(Problem description): Write out every entry exactly as given, but omit the pictures.

▽

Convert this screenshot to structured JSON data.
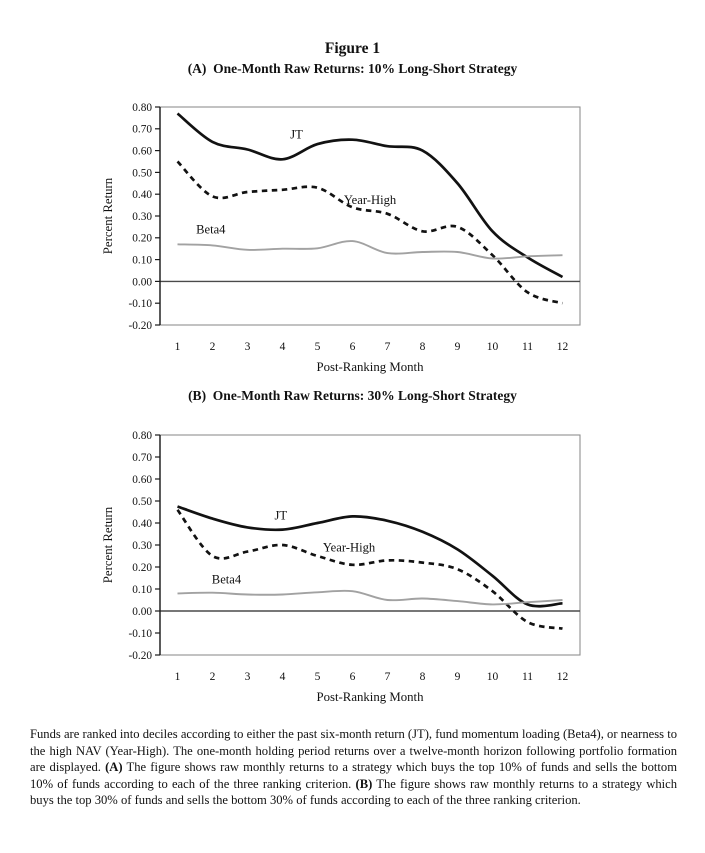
{
  "page": {
    "title": "Figure 1",
    "panel_a_title": "(A)  One-Month Raw Returns: 10% Long-Short Strategy",
    "panel_b_title": "(B)  One-Month Raw Returns: 30% Long-Short Strategy"
  },
  "caption": {
    "part1": "Funds are ranked into deciles according to either the past six-month return (JT), fund momentum loading (Beta4), or nearness to the high NAV (Year-High). The one-month holding period returns over a twelve-month horizon following portfolio formation are displayed. ",
    "bold_a": "(A)",
    "part2": " The figure shows raw monthly returns to a strategy which buys the top 10% of funds and sells the bottom 10% of funds according to each of the three ranking criterion. ",
    "bold_b": "(B)",
    "part3": " The figure shows raw monthly returns to a strategy which buys the top 30% of funds and sells the bottom 30% of funds according to each of the three ranking criterion."
  },
  "chart_data": [
    {
      "id": "panel-a",
      "type": "line",
      "title": "(A) One-Month Raw Returns: 10% Long-Short Strategy",
      "xlabel": "Post-Ranking Month",
      "ylabel": "Percent Return",
      "x": [
        1,
        2,
        3,
        4,
        5,
        6,
        7,
        8,
        9,
        10,
        11,
        12
      ],
      "xlim": [
        0.5,
        12.5
      ],
      "ylim": [
        -0.2,
        0.8
      ],
      "yticks": [
        0.8,
        0.7,
        0.6,
        0.5,
        0.4,
        0.3,
        0.2,
        0.1,
        0.0,
        -0.1,
        -0.2
      ],
      "ytick_labels": [
        "0.80",
        "0.70",
        "0.60",
        "0.50",
        "0.40",
        "0.30",
        "0.20",
        "0.10",
        "0.00",
        "-0.10",
        "-0.20"
      ],
      "grid": false,
      "zero_line": true,
      "legend_position": "inline-labels",
      "frame_color": "#909090",
      "axis_color": "#1a1a1a",
      "zero_line_color": "#4a4a4a",
      "series": [
        {
          "name": "JT",
          "style": "solid",
          "color": "#121212",
          "width": 2.7,
          "values": [
            0.77,
            0.64,
            0.605,
            0.56,
            0.63,
            0.65,
            0.62,
            0.6,
            0.45,
            0.23,
            0.11,
            0.02
          ],
          "label_pos": {
            "x": 4.4,
            "y": 0.675
          }
        },
        {
          "name": "Year-High",
          "style": "dashed",
          "color": "#121212",
          "width": 2.7,
          "values": [
            0.55,
            0.39,
            0.41,
            0.42,
            0.43,
            0.34,
            0.31,
            0.23,
            0.25,
            0.12,
            -0.05,
            -0.1
          ],
          "label_pos": {
            "x": 6.5,
            "y": 0.375
          }
        },
        {
          "name": "Beta4",
          "style": "solid",
          "color": "#a2a2a2",
          "width": 1.9,
          "values": [
            0.17,
            0.165,
            0.145,
            0.15,
            0.152,
            0.185,
            0.13,
            0.135,
            0.135,
            0.105,
            0.115,
            0.12
          ],
          "label_pos": {
            "x": 1.95,
            "y": 0.24
          }
        }
      ]
    },
    {
      "id": "panel-b",
      "type": "line",
      "title": "(B) One-Month Raw Returns: 30% Long-Short Strategy",
      "xlabel": "Post-Ranking Month",
      "ylabel": "Percent Return",
      "x": [
        1,
        2,
        3,
        4,
        5,
        6,
        7,
        8,
        9,
        10,
        11,
        12
      ],
      "xlim": [
        0.5,
        12.5
      ],
      "ylim": [
        -0.2,
        0.8
      ],
      "yticks": [
        0.8,
        0.7,
        0.6,
        0.5,
        0.4,
        0.3,
        0.2,
        0.1,
        0.0,
        -0.1,
        -0.2
      ],
      "ytick_labels": [
        "0.80",
        "0.70",
        "0.60",
        "0.50",
        "0.40",
        "0.30",
        "0.20",
        "0.10",
        "0.00",
        "-0.10",
        "-0.20"
      ],
      "grid": false,
      "zero_line": true,
      "legend_position": "inline-labels",
      "frame_color": "#909090",
      "axis_color": "#1a1a1a",
      "zero_line_color": "#4a4a4a",
      "series": [
        {
          "name": "JT",
          "style": "solid",
          "color": "#121212",
          "width": 2.7,
          "values": [
            0.475,
            0.42,
            0.38,
            0.37,
            0.4,
            0.43,
            0.41,
            0.36,
            0.28,
            0.16,
            0.03,
            0.035
          ],
          "label_pos": {
            "x": 3.95,
            "y": 0.435
          }
        },
        {
          "name": "Year-High",
          "style": "dashed",
          "color": "#121212",
          "width": 2.7,
          "values": [
            0.46,
            0.25,
            0.27,
            0.3,
            0.25,
            0.21,
            0.23,
            0.22,
            0.19,
            0.09,
            -0.05,
            -0.08
          ],
          "label_pos": {
            "x": 5.9,
            "y": 0.29
          }
        },
        {
          "name": "Beta4",
          "style": "solid",
          "color": "#a2a2a2",
          "width": 1.9,
          "values": [
            0.08,
            0.083,
            0.075,
            0.075,
            0.085,
            0.09,
            0.05,
            0.057,
            0.045,
            0.03,
            0.04,
            0.05
          ],
          "label_pos": {
            "x": 2.4,
            "y": 0.145
          }
        }
      ]
    }
  ]
}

△

(Final answer):
Convert this screenshot to structured JSON data.
{
  "page": {
    "title": "Figure 1",
    "panel_a_title": "(A)  One-Month Raw Returns: 10% Long-Short Strategy",
    "panel_b_title": "(B)  One-Month Raw Returns: 30% Long-Short Strategy"
  },
  "caption": {
    "part1": "Funds are ranked into deciles according to either the past six-month return (JT), fund momentum loading (Beta4), or nearness to the high NAV (Year-High). The one-month holding period returns over a twelve-month horizon following portfolio formation are displayed. ",
    "bold_a": "(A)",
    "part2": " The figure shows raw monthly returns to a strategy which buys the top 10% of funds and sells the bottom 10% of funds according to each of the three ranking criterion. ",
    "bold_b": "(B)",
    "part3": " The figure shows raw monthly returns to a strategy which buys the top 30% of funds and sells the bottom 30% of funds according to each of the three ranking criterion."
  },
  "chart_data": [
    {
      "id": "panel-a",
      "type": "line",
      "title": "(A) One-Month Raw Returns: 10% Long-Short Strategy",
      "xlabel": "Post-Ranking Month",
      "ylabel": "Percent Return",
      "x": [
        1,
        2,
        3,
        4,
        5,
        6,
        7,
        8,
        9,
        10,
        11,
        12
      ],
      "xlim": [
        0.5,
        12.5
      ],
      "ylim": [
        -0.2,
        0.8
      ],
      "yticks": [
        0.8,
        0.7,
        0.6,
        0.5,
        0.4,
        0.3,
        0.2,
        0.1,
        0.0,
        -0.1,
        -0.2
      ],
      "ytick_labels": [
        "0.80",
        "0.70",
        "0.60",
        "0.50",
        "0.40",
        "0.30",
        "0.20",
        "0.10",
        "0.00",
        "-0.10",
        "-0.20"
      ],
      "grid": false,
      "zero_line": true,
      "legend_position": "inline-labels",
      "frame_color": "#909090",
      "axis_color": "#1a1a1a",
      "zero_line_color": "#4a4a4a",
      "series": [
        {
          "name": "JT",
          "style": "solid",
          "color": "#121212",
          "width": 2.7,
          "values": [
            0.77,
            0.64,
            0.605,
            0.56,
            0.63,
            0.65,
            0.62,
            0.6,
            0.45,
            0.23,
            0.11,
            0.02
          ],
          "label_pos": {
            "x": 4.4,
            "y": 0.675
          }
        },
        {
          "name": "Year-High",
          "style": "dashed",
          "color": "#121212",
          "width": 2.7,
          "values": [
            0.55,
            0.39,
            0.41,
            0.42,
            0.43,
            0.34,
            0.31,
            0.23,
            0.25,
            0.12,
            -0.05,
            -0.1
          ],
          "label_pos": {
            "x": 6.5,
            "y": 0.375
          }
        },
        {
          "name": "Beta4",
          "style": "solid",
          "color": "#a2a2a2",
          "width": 1.9,
          "values": [
            0.17,
            0.165,
            0.145,
            0.15,
            0.152,
            0.185,
            0.13,
            0.135,
            0.135,
            0.105,
            0.115,
            0.12
          ],
          "label_pos": {
            "x": 1.95,
            "y": 0.24
          }
        }
      ]
    },
    {
      "id": "panel-b",
      "type": "line",
      "title": "(B) One-Month Raw Returns: 30% Long-Short Strategy",
      "xlabel": "Post-Ranking Month",
      "ylabel": "Percent Return",
      "x": [
        1,
        2,
        3,
        4,
        5,
        6,
        7,
        8,
        9,
        10,
        11,
        12
      ],
      "xlim": [
        0.5,
        12.5
      ],
      "ylim": [
        -0.2,
        0.8
      ],
      "yticks": [
        0.8,
        0.7,
        0.6,
        0.5,
        0.4,
        0.3,
        0.2,
        0.1,
        0.0,
        -0.1,
        -0.2
      ],
      "ytick_labels": [
        "0.80",
        "0.70",
        "0.60",
        "0.50",
        "0.40",
        "0.30",
        "0.20",
        "0.10",
        "0.00",
        "-0.10",
        "-0.20"
      ],
      "grid": false,
      "zero_line": true,
      "legend_position": "inline-labels",
      "frame_color": "#909090",
      "axis_color": "#1a1a1a",
      "zero_line_color": "#4a4a4a",
      "series": [
        {
          "name": "JT",
          "style": "solid",
          "color": "#121212",
          "width": 2.7,
          "values": [
            0.475,
            0.42,
            0.38,
            0.37,
            0.4,
            0.43,
            0.41,
            0.36,
            0.28,
            0.16,
            0.03,
            0.035
          ],
          "label_pos": {
            "x": 3.95,
            "y": 0.435
          }
        },
        {
          "name": "Year-High",
          "style": "dashed",
          "color": "#121212",
          "width": 2.7,
          "values": [
            0.46,
            0.25,
            0.27,
            0.3,
            0.25,
            0.21,
            0.23,
            0.22,
            0.19,
            0.09,
            -0.05,
            -0.08
          ],
          "label_pos": {
            "x": 5.9,
            "y": 0.29
          }
        },
        {
          "name": "Beta4",
          "style": "solid",
          "color": "#a2a2a2",
          "width": 1.9,
          "values": [
            0.08,
            0.083,
            0.075,
            0.075,
            0.085,
            0.09,
            0.05,
            0.057,
            0.045,
            0.03,
            0.04,
            0.05
          ],
          "label_pos": {
            "x": 2.4,
            "y": 0.145
          }
        }
      ]
    }
  ]
}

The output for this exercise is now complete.